### Do this
Give every entry again, word for word and in full.

###

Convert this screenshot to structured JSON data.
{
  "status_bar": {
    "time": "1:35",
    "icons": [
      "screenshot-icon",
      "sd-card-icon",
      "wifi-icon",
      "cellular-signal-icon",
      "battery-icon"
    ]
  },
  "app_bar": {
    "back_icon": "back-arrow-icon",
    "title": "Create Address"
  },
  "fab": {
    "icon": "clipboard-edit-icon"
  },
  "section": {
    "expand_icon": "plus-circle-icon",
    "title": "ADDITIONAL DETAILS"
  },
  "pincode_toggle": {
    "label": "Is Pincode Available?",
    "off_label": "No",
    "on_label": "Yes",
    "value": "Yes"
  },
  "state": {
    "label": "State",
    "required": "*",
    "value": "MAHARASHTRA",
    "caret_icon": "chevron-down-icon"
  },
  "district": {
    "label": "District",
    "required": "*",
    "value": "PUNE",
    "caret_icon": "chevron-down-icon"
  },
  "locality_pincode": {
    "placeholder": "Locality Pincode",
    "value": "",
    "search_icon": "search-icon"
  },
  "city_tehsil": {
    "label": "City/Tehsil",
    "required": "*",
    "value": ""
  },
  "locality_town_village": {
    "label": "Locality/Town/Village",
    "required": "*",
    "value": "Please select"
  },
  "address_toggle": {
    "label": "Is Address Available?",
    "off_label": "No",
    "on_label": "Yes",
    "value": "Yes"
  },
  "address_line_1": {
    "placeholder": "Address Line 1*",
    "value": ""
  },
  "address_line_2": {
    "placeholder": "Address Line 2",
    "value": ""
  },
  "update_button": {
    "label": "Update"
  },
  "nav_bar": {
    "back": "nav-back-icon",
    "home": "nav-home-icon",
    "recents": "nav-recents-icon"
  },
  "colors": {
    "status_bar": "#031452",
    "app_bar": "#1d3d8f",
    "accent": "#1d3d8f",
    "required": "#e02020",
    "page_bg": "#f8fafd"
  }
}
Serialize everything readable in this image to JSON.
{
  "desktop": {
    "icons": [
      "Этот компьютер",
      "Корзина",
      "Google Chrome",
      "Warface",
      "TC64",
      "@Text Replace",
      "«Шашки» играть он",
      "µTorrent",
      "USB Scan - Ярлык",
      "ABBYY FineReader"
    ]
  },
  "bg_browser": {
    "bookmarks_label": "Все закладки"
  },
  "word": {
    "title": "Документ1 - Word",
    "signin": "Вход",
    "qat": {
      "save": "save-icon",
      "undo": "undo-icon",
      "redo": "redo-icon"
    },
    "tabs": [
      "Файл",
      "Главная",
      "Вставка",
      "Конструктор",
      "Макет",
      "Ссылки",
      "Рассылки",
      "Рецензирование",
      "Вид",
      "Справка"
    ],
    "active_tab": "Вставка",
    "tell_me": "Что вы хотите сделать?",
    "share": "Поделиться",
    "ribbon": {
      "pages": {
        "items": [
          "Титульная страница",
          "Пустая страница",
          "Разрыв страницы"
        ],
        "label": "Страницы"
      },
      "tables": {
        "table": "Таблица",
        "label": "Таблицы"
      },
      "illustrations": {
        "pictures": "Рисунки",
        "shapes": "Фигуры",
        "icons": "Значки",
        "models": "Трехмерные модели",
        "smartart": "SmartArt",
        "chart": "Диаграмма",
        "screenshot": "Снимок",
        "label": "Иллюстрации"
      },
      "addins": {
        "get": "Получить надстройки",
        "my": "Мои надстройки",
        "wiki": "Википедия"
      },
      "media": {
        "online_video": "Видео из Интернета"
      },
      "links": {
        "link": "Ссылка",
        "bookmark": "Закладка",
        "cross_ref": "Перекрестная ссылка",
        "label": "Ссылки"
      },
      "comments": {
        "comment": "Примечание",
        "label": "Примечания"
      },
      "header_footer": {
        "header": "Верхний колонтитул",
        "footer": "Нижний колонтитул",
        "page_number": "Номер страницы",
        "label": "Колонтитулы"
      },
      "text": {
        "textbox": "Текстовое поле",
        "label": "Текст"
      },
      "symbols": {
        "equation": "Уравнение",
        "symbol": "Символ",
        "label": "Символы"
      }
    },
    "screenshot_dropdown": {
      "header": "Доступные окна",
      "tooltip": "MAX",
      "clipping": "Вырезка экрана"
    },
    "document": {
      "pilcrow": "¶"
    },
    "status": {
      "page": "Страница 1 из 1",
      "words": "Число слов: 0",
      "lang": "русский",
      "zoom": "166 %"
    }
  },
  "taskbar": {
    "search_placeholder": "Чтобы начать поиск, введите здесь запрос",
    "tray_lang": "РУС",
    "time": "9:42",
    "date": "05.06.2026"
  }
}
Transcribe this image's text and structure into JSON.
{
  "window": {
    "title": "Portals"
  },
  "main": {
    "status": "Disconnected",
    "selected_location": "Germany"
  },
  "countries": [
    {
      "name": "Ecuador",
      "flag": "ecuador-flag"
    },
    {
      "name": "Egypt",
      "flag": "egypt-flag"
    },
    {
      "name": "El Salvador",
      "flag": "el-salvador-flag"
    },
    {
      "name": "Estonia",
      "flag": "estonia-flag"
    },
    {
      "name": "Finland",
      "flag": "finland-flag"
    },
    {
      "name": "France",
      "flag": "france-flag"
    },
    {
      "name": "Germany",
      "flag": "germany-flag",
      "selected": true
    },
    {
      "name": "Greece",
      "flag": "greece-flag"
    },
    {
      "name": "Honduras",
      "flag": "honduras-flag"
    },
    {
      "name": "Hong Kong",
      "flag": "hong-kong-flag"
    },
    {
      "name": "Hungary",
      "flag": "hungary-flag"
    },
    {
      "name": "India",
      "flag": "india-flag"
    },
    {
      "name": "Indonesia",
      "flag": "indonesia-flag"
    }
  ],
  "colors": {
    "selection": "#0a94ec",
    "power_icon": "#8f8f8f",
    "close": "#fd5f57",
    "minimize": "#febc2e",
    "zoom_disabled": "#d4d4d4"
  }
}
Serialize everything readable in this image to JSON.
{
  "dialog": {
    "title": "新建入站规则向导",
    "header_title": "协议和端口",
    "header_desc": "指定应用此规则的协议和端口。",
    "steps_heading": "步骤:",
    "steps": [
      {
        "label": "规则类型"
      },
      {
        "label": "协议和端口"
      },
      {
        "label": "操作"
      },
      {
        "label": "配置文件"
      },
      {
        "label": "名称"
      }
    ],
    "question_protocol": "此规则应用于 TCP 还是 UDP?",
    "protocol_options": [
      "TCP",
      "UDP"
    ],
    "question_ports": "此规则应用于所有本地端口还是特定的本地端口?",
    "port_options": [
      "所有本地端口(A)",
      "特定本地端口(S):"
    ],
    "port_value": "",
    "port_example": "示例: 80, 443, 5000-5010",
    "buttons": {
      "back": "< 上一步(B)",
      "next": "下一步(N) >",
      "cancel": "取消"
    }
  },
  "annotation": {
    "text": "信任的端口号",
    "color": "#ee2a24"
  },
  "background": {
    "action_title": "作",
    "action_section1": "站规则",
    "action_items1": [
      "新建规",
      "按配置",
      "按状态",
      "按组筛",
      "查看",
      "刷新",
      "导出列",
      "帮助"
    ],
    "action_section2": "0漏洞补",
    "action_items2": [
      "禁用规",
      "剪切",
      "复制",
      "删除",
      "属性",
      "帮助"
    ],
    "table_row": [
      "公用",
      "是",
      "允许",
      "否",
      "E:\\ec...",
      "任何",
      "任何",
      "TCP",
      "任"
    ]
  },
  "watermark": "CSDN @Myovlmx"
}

###

### Reply to the task
Convert this screenshot to structured JSON data.
{
  "status_bar": {
    "time": "1:35",
    "icons": [
      "screenshot-icon",
      "sd-card-icon",
      "wifi-icon",
      "cellular-signal-icon",
      "battery-icon"
    ]
  },
  "app_bar": {
    "back_icon": "back-arrow-icon",
    "title": "Create Address"
  },
  "fab": {
    "icon": "clipboard-edit-icon"
  },
  "section": {
    "expand_icon": "plus-circle-icon",
    "title": "ADDITIONAL DETAILS"
  },
  "pincode_toggle": {
    "label": "Is Pincode Available?",
    "off_label": "No",
    "on_label": "Yes",
    "value": "Yes"
  },
  "state": {
    "label": "State",
    "required": "*",
    "value": "MAHARASHTRA",
    "caret_icon": "chevron-down-icon"
  },
  "district": {
    "label": "District",
    "required": "*",
    "value": "PUNE",
    "caret_icon": "chevron-down-icon"
  },
  "locality_pincode": {
    "placeholder": "Locality Pincode",
    "value": "",
    "search_icon": "search-icon"
  },
  "city_tehsil": {
    "label": "City/Tehsil",
    "required": "*",
    "value": ""
  },
  "locality_town_village": {
    "label": "Locality/Town/Village",
    "required": "*",
    "value": "Please select"
  },
  "address_toggle": {
    "label": "Is Address Available?",
    "off_label": "No",
    "on_label": "Yes",
    "value": "Yes"
  },
  "address_line_1": {
    "placeholder": "Address Line 1*",
    "value": ""
  },
  "address_line_2": {
    "placeholder": "Address Line 2",
    "value": ""
  },
  "update_button": {
    "label": "Update"
  },
  "nav_bar": {
    "back": "nav-back-icon",
    "home": "nav-home-icon",
    "recents": "nav-recents-icon"
  },
  "colors": {
    "status_bar": "#031452",
    "app_bar": "#1d3d8f",
    "accent": "#1d3d8f",
    "required": "#e02020",
    "page_bg": "#f8fafd"
  }
}
Serialize everything readable in this image to JSON.
{
  "desktop": {
    "icons": [
      "Этот компьютер",
      "Корзина",
      "Google Chrome",
      "Warface",
      "TC64",
      "@Text Replace",
      "«Шашки» играть он",
      "µTorrent",
      "USB Scan - Ярлык",
      "ABBYY FineReader"
    ]
  },
  "bg_browser": {
    "bookmarks_label": "Все закладки"
  },
  "word": {
    "title": "Документ1 - Word",
    "signin": "Вход",
    "qat": {
      "save": "save-icon",
      "undo": "undo-icon",
      "redo": "redo-icon"
    },
    "tabs": [
      "Файл",
      "Главная",
      "Вставка",
      "Конструктор",
      "Макет",
      "Ссылки",
      "Рассылки",
      "Рецензирование",
      "Вид",
      "Справка"
    ],
    "active_tab": "Вставка",
    "tell_me": "Что вы хотите сделать?",
    "share": "Поделиться",
    "ribbon": {
      "pages": {
        "items": [
          "Титульная страница",
          "Пустая страница",
          "Разрыв страницы"
        ],
        "label": "Страницы"
      },
      "tables": {
        "table": "Таблица",
        "label": "Таблицы"
      },
      "illustrations": {
        "pictures": "Рисунки",
        "shapes": "Фигуры",
        "icons": "Значки",
        "models": "Трехмерные модели",
        "smartart": "SmartArt",
        "chart": "Диаграмма",
        "screenshot": "Снимок",
        "label": "Иллюстрации"
      },
      "addins": {
        "get": "Получить надстройки",
        "my": "Мои надстройки",
        "wiki": "Википедия"
      },
      "media": {
        "online_video": "Видео из Интернета"
      },
      "links": {
        "link": "Ссылка",
        "bookmark": "Закладка",
        "cross_ref": "Перекрестная ссылка",
        "label": "Ссылки"
      },
      "comments": {
        "comment": "Примечание",
        "label": "Примечания"
      },
      "header_footer": {
        "header": "Верхний колонтитул",
        "footer": "Нижний колонтитул",
        "page_number": "Номер страницы",
        "label": "Колонтитулы"
      },
      "text": {
        "textbox": "Текстовое поле",
        "label": "Текст"
      },
      "symbols": {
        "equation": "Уравнение",
        "symbol": "Символ",
        "label": "Символы"
      }
    },
    "screenshot_dropdown": {
      "header": "Доступные окна",
      "tooltip": "MAX",
      "clipping": "Вырезка экрана"
    },
    "document": {
      "pilcrow": "¶"
    },
    "status": {
      "page": "Страница 1 из 1",
      "words": "Число слов: 0",
      "lang": "русский",
      "zoom": "166 %"
    }
  },
  "taskbar": {
    "search_placeholder": "Чтобы начать поиск, введите здесь запрос",
    "tray_lang": "РУС",
    "time": "9:42",
    "date": "05.06.2026"
  }
}
Transcribe this image's text and structure into JSON.
{
  "window": {
    "title": "Portals"
  },
  "main": {
    "status": "Disconnected",
    "selected_location": "Germany"
  },
  "countries": [
    {
      "name": "Ecuador",
      "flag": "ecuador-flag"
    },
    {
      "name": "Egypt",
      "flag": "egypt-flag"
    },
    {
      "name": "El Salvador",
      "flag": "el-salvador-flag"
    },
    {
      "name": "Estonia",
      "flag": "estonia-flag"
    },
    {
      "name": "Finland",
      "flag": "finland-flag"
    },
    {
      "name": "France",
      "flag": "france-flag"
    },
    {
      "name": "Germany",
      "flag": "germany-flag",
      "selected": true
    },
    {
      "name": "Greece",
      "flag": "greece-flag"
    },
    {
      "name": "Honduras",
      "flag": "honduras-flag"
    },
    {
      "name": "Hong Kong",
      "flag": "hong-kong-flag"
    },
    {
      "name": "Hungary",
      "flag": "hungary-flag"
    },
    {
      "name": "India",
      "flag": "india-flag"
    },
    {
      "name": "Indonesia",
      "flag": "indonesia-flag"
    }
  ],
  "colors": {
    "selection": "#0a94ec",
    "power_icon": "#8f8f8f",
    "close": "#fd5f57",
    "minimize": "#febc2e",
    "zoom_disabled": "#d4d4d4"
  }
}
Serialize everything readable in this image to JSON.
{
  "dialog": {
    "title": "新建入站规则向导",
    "header_title": "协议和端口",
    "header_desc": "指定应用此规则的协议和端口。",
    "steps_heading": "步骤:",
    "steps": [
      {
        "label": "规则类型"
      },
      {
        "label": "协议和端口"
      },
      {
        "label": "操作"
      },
      {
        "label": "配置文件"
      },
      {
        "label": "名称"
      }
    ],
    "question_protocol": "此规则应用于 TCP 还是 UDP?",
    "protocol_options": [
      "TCP",
      "UDP"
    ],
    "question_ports": "此规则应用于所有本地端口还是特定的本地端口?",
    "port_options": [
      "所有本地端口(A)",
      "特定本地端口(S):"
    ],
    "port_value": "",
    "port_example": "示例: 80, 443, 5000-5010",
    "buttons": {
      "back": "< 上一步(B)",
      "next": "下一步(N) >",
      "cancel": "取消"
    }
  },
  "annotation": {
    "text": "信任的端口号",
    "color": "#ee2a24"
  },
  "background": {
    "action_title": "作",
    "action_section1": "站规则",
    "action_items1": [
      "新建规",
      "按配置",
      "按状态",
      "按组筛",
      "查看",
      "刷新",
      "导出列",
      "帮助"
    ],
    "action_section2": "0漏洞补",
    "action_items2": [
      "禁用规",
      "剪切",
      "复制",
      "删除",
      "属性",
      "帮助"
    ],
    "table_row": [
      "公用",
      "是",
      "允许",
      "否",
      "E:\\ec...",
      "任何",
      "任何",
      "TCP",
      "任"
    ]
  },
  "watermark": "CSDN @Myovlmx"
}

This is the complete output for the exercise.